Goal: From the listing below, pull out all lines with "JSON" in them.

[Dataset listings of figures]
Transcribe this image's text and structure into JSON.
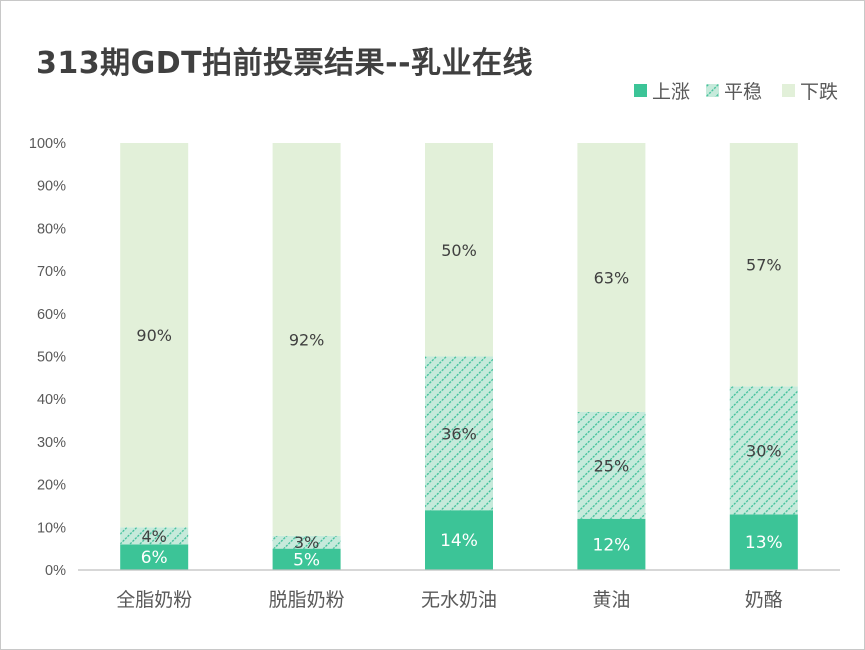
{
  "title": "313期GDT拍前投票结果--乳业在线",
  "colors": {
    "up": "#3cc497",
    "flat_bg": "#c6eadb",
    "flat_stripe": "#3cbf98",
    "down": "#e2f0d9",
    "axis": "#bfbfbf",
    "text": "#595959"
  },
  "chart_data": {
    "type": "bar",
    "stacked": true,
    "title": "313期GDT拍前投票结果--乳业在线",
    "categories": [
      "全脂奶粉",
      "脱脂奶粉",
      "无水奶油",
      "黄油",
      "奶酪"
    ],
    "series": [
      {
        "name": "上涨",
        "values": [
          6,
          5,
          14,
          12,
          13
        ],
        "labels": [
          "6%",
          "5%",
          "14%",
          "12%",
          "13%"
        ]
      },
      {
        "name": "平稳",
        "values": [
          4,
          3,
          36,
          25,
          30
        ],
        "labels": [
          "4%",
          "3%",
          "36%",
          "25%",
          "30%"
        ]
      },
      {
        "name": "下跌",
        "values": [
          90,
          92,
          50,
          63,
          57
        ],
        "labels": [
          "90%",
          "92%",
          "50%",
          "63%",
          "57%"
        ]
      }
    ],
    "yticks": [
      "0%",
      "10%",
      "20%",
      "30%",
      "40%",
      "50%",
      "60%",
      "70%",
      "80%",
      "90%",
      "100%"
    ],
    "ylim": [
      0,
      100
    ],
    "grid": false,
    "legend": "top-right"
  }
}
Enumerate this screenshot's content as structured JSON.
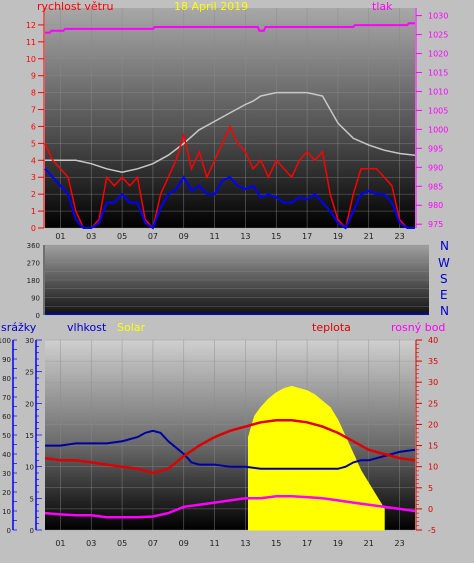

Solution to this task:
Transcribe this image's text and structure into JSON.
Enumerate this screenshot's content as structured JSON.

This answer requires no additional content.